▸ **MATERIAL SHOWN**:
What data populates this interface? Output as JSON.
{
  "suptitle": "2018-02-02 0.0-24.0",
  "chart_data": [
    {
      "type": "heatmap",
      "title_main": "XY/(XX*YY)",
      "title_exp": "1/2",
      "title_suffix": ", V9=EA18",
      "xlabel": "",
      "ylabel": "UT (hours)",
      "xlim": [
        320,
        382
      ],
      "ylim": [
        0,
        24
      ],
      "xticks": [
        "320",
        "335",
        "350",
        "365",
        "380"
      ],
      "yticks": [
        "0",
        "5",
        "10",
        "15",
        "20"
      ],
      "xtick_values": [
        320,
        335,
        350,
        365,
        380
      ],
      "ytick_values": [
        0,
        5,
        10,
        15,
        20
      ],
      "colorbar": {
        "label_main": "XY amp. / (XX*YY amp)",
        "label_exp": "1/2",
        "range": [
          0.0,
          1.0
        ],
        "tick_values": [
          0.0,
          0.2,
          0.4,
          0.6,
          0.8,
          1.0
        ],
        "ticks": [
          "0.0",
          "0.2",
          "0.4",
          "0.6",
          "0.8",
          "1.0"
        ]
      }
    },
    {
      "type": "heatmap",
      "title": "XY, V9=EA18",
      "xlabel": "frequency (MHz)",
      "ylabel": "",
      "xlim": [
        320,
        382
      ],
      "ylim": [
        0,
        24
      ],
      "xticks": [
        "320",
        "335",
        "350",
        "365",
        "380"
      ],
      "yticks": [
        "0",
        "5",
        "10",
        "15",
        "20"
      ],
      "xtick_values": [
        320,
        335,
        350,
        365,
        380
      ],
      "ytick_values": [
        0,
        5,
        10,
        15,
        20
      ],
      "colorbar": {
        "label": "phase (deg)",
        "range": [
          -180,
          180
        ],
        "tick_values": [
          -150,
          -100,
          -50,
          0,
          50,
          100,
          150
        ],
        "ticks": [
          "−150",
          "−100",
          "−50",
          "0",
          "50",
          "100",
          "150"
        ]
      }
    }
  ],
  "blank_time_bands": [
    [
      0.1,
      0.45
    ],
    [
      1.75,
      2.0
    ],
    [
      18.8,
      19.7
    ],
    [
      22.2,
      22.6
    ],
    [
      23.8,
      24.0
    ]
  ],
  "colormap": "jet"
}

▸ **WHAT IS BEING ASKED**:
Exactly reproduce every line found in the records.

▸ **WORKED SOLUTION**:
What data populates this interface? Output as JSON.
{
  "suptitle": "2018-02-02 0.0-24.0",
  "chart_data": [
    {
      "type": "heatmap",
      "title_main": "XY/(XX*YY)",
      "title_exp": "1/2",
      "title_suffix": ", V9=EA18",
      "xlabel": "",
      "ylabel": "UT (hours)",
      "xlim": [
        320,
        382
      ],
      "ylim": [
        0,
        24
      ],
      "xticks": [
        "320",
        "335",
        "350",
        "365",
        "380"
      ],
      "yticks": [
        "0",
        "5",
        "10",
        "15",
        "20"
      ],
      "xtick_values": [
        320,
        335,
        350,
        365,
        380
      ],
      "ytick_values": [
        0,
        5,
        10,
        15,
        20
      ],
      "colorbar": {
        "label_main": "XY amp. / (XX*YY amp)",
        "label_exp": "1/2",
        "range": [
          0.0,
          1.0
        ],
        "tick_values": [
          0.0,
          0.2,
          0.4,
          0.6,
          0.8,
          1.0
        ],
        "ticks": [
          "0.0",
          "0.2",
          "0.4",
          "0.6",
          "0.8",
          "1.0"
        ]
      }
    },
    {
      "type": "heatmap",
      "title": "XY, V9=EA18",
      "xlabel": "frequency (MHz)",
      "ylabel": "",
      "xlim": [
        320,
        382
      ],
      "ylim": [
        0,
        24
      ],
      "xticks": [
        "320",
        "335",
        "350",
        "365",
        "380"
      ],
      "yticks": [
        "0",
        "5",
        "10",
        "15",
        "20"
      ],
      "xtick_values": [
        320,
        335,
        350,
        365,
        380
      ],
      "ytick_values": [
        0,
        5,
        10,
        15,
        20
      ],
      "colorbar": {
        "label": "phase (deg)",
        "range": [
          -180,
          180
        ],
        "tick_values": [
          -150,
          -100,
          -50,
          0,
          50,
          100,
          150
        ],
        "ticks": [
          "−150",
          "−100",
          "−50",
          "0",
          "50",
          "100",
          "150"
        ]
      }
    }
  ],
  "blank_time_bands": [
    [
      0.1,
      0.45
    ],
    [
      1.75,
      2.0
    ],
    [
      18.8,
      19.7
    ],
    [
      22.2,
      22.6
    ],
    [
      23.8,
      24.0
    ]
  ],
  "colormap": "jet"
}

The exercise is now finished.